THE PROBLEM: Single out the lines that include the word "skirt". Copy them.

SUPPLIED INFORMATION:

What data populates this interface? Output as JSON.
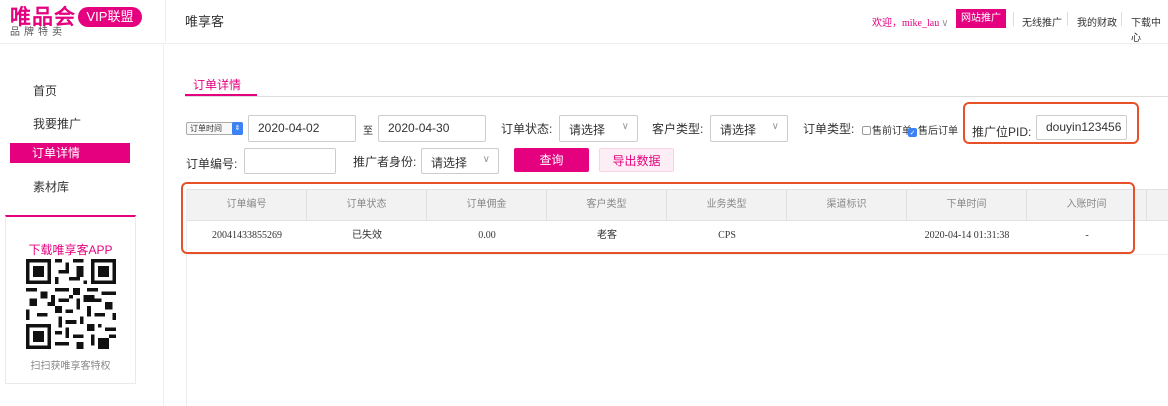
{
  "header": {
    "logo_main": "唯品会",
    "logo_sub": "品牌特卖",
    "vip_label": "VIP联盟",
    "app_title": "唯享客",
    "welcome": "欢迎，mike_lau",
    "welcome_caret": "∨",
    "nav": [
      "网站推广",
      "无线推广",
      "我的财政",
      "下载中心"
    ]
  },
  "sidebar": {
    "items": [
      "首页",
      "我要推广",
      "订单详情",
      "素材库"
    ],
    "active_index": 2,
    "promo_title": "下载唯享客APP",
    "promo_footer": "扫扫获唯享客特权"
  },
  "tab": {
    "label": "订单详情"
  },
  "filters": {
    "time_type": "订单时间",
    "date_from": "2020-04-02",
    "to_label": "至",
    "date_to": "2020-04-30",
    "order_status_label": "订单状态:",
    "order_status_value": "请选择",
    "customer_type_label": "客户类型:",
    "customer_type_value": "请选择",
    "order_type_label": "订单类型:",
    "order_type_pre": "售前订单",
    "order_type_post": "售后订单",
    "pid_label": "推广位PID:",
    "pid_value": "douyin123456",
    "order_no_label": "订单编号:",
    "order_no_value": "",
    "promoter_label": "推广者身份:",
    "promoter_value": "请选择",
    "search_btn": "查询",
    "export_btn": "导出数据",
    "select_arrow": "∨"
  },
  "table": {
    "columns": [
      "订单编号",
      "订单状态",
      "订单佣金",
      "客户类型",
      "业务类型",
      "渠道标识",
      "下单时间",
      "入账时间"
    ],
    "rows": [
      [
        "20041433855269",
        "已失效",
        "0.00",
        "老客",
        "CPS",
        "",
        "2020-04-14 01:31:38",
        "-"
      ]
    ]
  },
  "colors": {
    "brand": "#e4007f",
    "highlight": "#e8502a",
    "checkbox": "#3b82f6"
  }
}
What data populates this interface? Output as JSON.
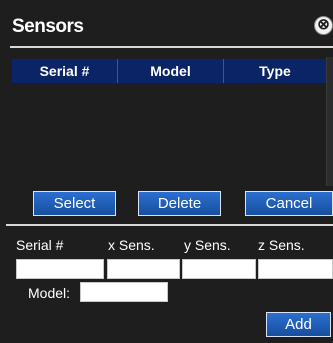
{
  "dialog": {
    "title": "Sensors",
    "close_glyph": "⊗",
    "close_icon": "close-circle-icon"
  },
  "table": {
    "columns": [
      "Serial #",
      "Model",
      "Type"
    ],
    "rows": []
  },
  "actions": {
    "select_label": "Select",
    "delete_label": "Delete",
    "cancel_label": "Cancel"
  },
  "form": {
    "serial_label": "Serial #",
    "x_label": "x Sens.",
    "y_label": "y Sens.",
    "z_label": "z Sens.",
    "model_label": "Model:",
    "serial_value": "",
    "x_value": "",
    "y_value": "",
    "z_value": "",
    "model_value": "",
    "add_label": "Add"
  },
  "colors": {
    "background": "#1e1e1e",
    "header": "#0b2466",
    "button": "#1f5fbf",
    "text": "#ffffff"
  }
}
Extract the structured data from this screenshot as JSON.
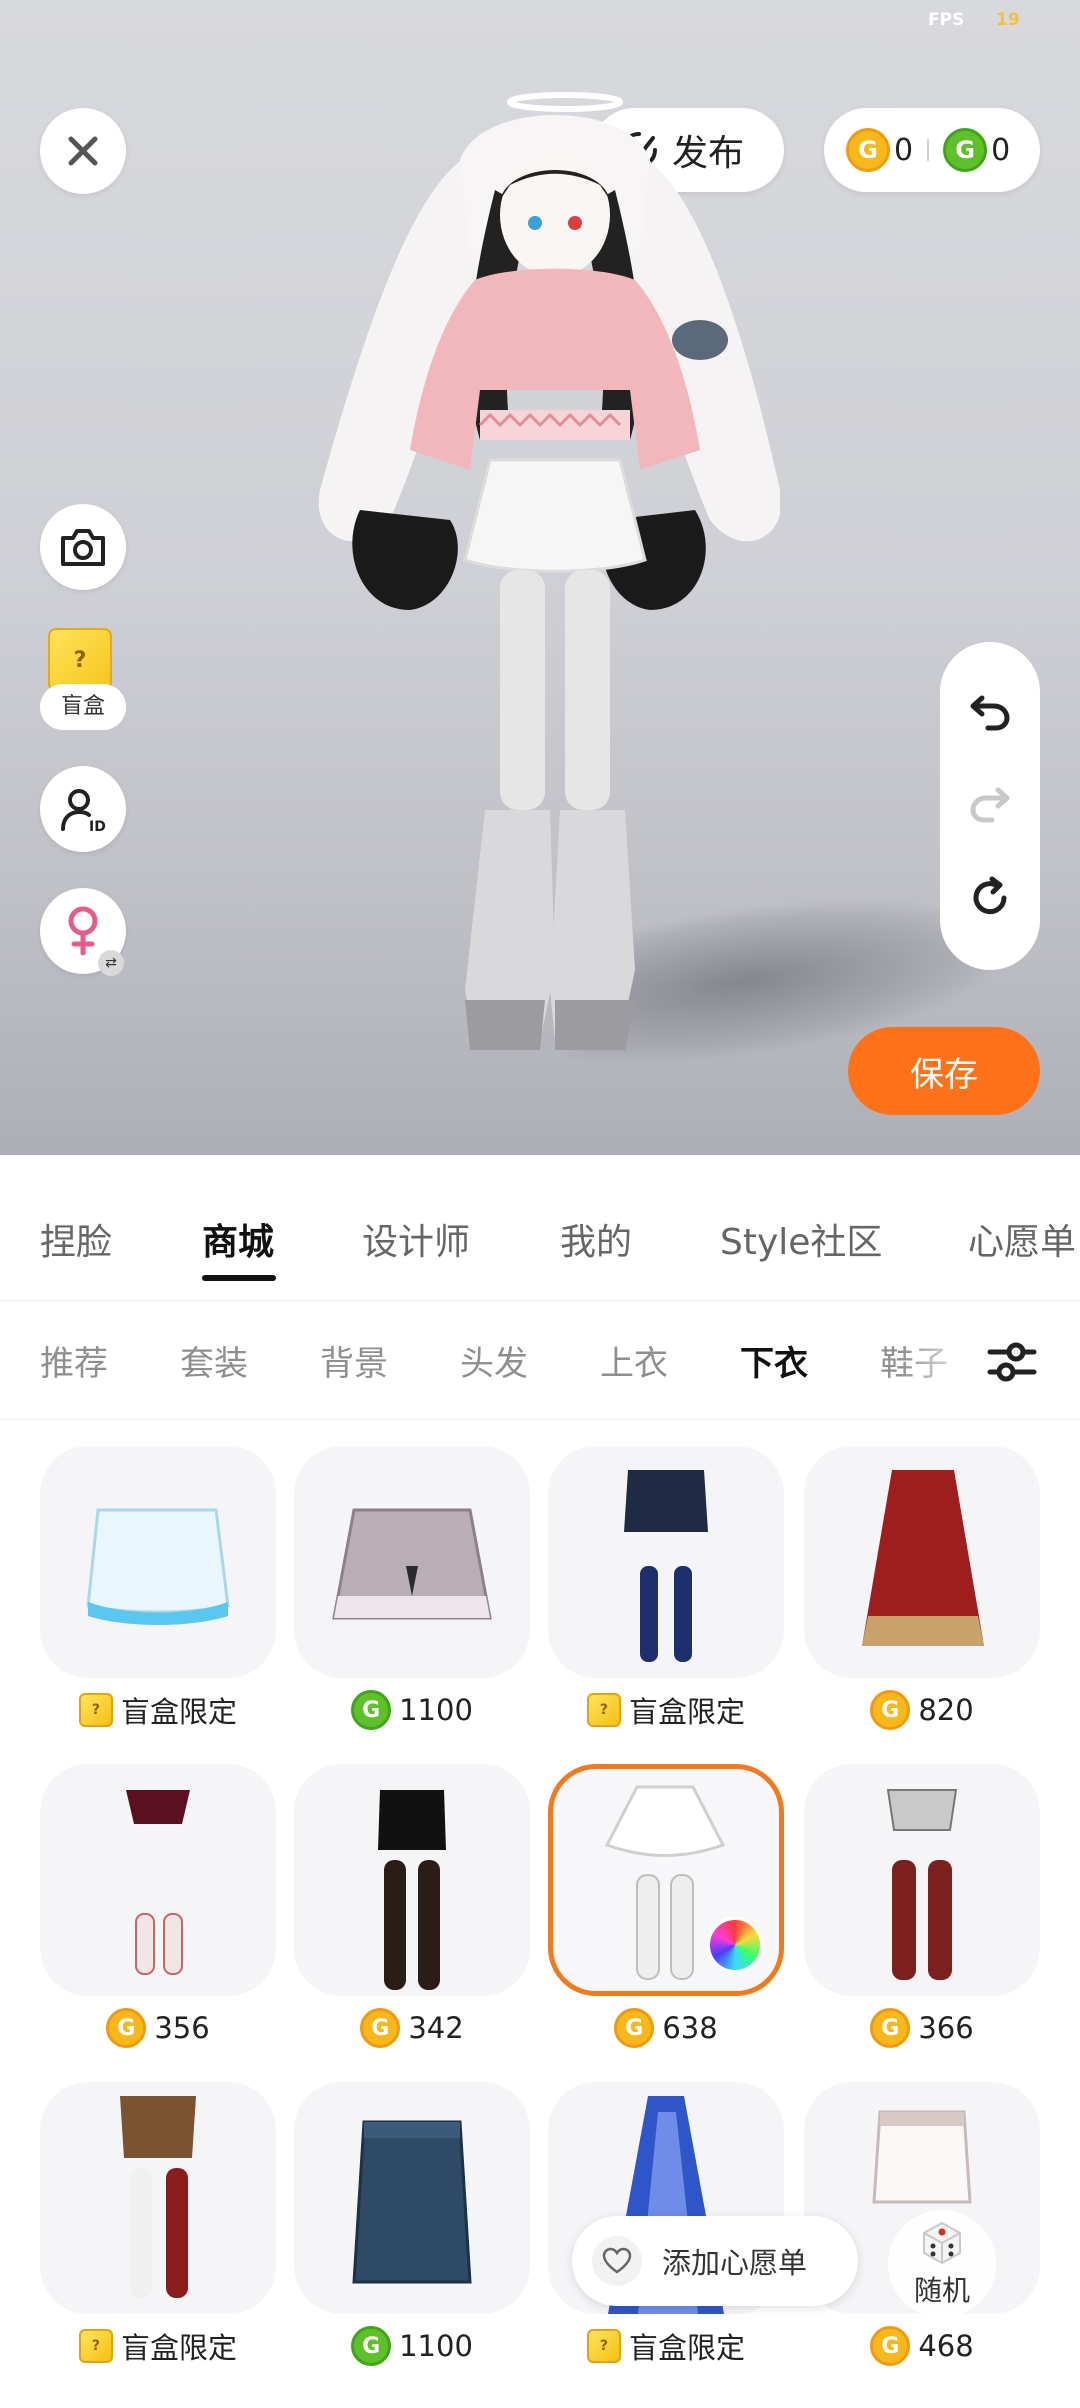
{
  "status": {
    "fps_label": "FPS",
    "fps_value": "19"
  },
  "header": {
    "publish_label": "发布",
    "gold_amount": "0",
    "green_amount": "0",
    "coin_glyph": "G"
  },
  "side_tools": {
    "blindbox_label": "盲盒",
    "blindbox_glyph": "?",
    "gender_swap_glyph": "⇄"
  },
  "actions": {
    "save_label": "保存"
  },
  "main_tabs": [
    {
      "label": "捏脸"
    },
    {
      "label": "商城"
    },
    {
      "label": "设计师"
    },
    {
      "label": "我的"
    },
    {
      "label": "Style社区"
    },
    {
      "label": "心愿单"
    }
  ],
  "sub_tabs": [
    {
      "label": "推荐"
    },
    {
      "label": "套装"
    },
    {
      "label": "背景"
    },
    {
      "label": "头发"
    },
    {
      "label": "上衣"
    },
    {
      "label": "下衣"
    },
    {
      "label": "鞋子"
    }
  ],
  "items": [
    {
      "price_type": "blindbox",
      "price": "盲盒限定",
      "icon": "shorts-blue-icon"
    },
    {
      "price_type": "green",
      "price": "1100",
      "icon": "skirt-pattern-icon"
    },
    {
      "price_type": "blindbox",
      "price": "盲盒限定",
      "icon": "shorts-black-leg-wraps-icon"
    },
    {
      "price_type": "gold",
      "price": "820",
      "icon": "skirt-red-long-icon"
    },
    {
      "price_type": "gold",
      "price": "356",
      "icon": "shorts-maroon-socks-icon"
    },
    {
      "price_type": "gold",
      "price": "342",
      "icon": "skirt-black-tights-icon"
    },
    {
      "price_type": "gold",
      "price": "638",
      "icon": "skirt-white-socks-icon",
      "selected": true
    },
    {
      "price_type": "gold",
      "price": "366",
      "icon": "shorts-grey-socks-icon"
    },
    {
      "price_type": "blindbox",
      "price": "盲盒限定",
      "icon": "shorts-brown-socks-icon"
    },
    {
      "price_type": "green",
      "price": "1100",
      "icon": "skirt-denim-icon"
    },
    {
      "price_type": "blindbox",
      "price": "盲盒限定",
      "icon": "dress-blue-icon"
    },
    {
      "price_type": "gold",
      "price": "468",
      "icon": "shorts-white-icon"
    }
  ],
  "floating": {
    "wishlist_label": "添加心愿单",
    "random_label": "随机"
  },
  "colors": {
    "accent": "#ff7217",
    "selected_border": "#f17a1f",
    "gold": "#f7b81c",
    "green": "#5ec12a"
  }
}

COMPLETE RESPONSE:
      "icon": "skirt-pattern-icon"
      "icon": "skirt-red-long-icon"
      "icon": "skirt-black-tights-icon"
      "icon": "skirt-white-socks-icon",
      "icon": "skirt-denim-icon"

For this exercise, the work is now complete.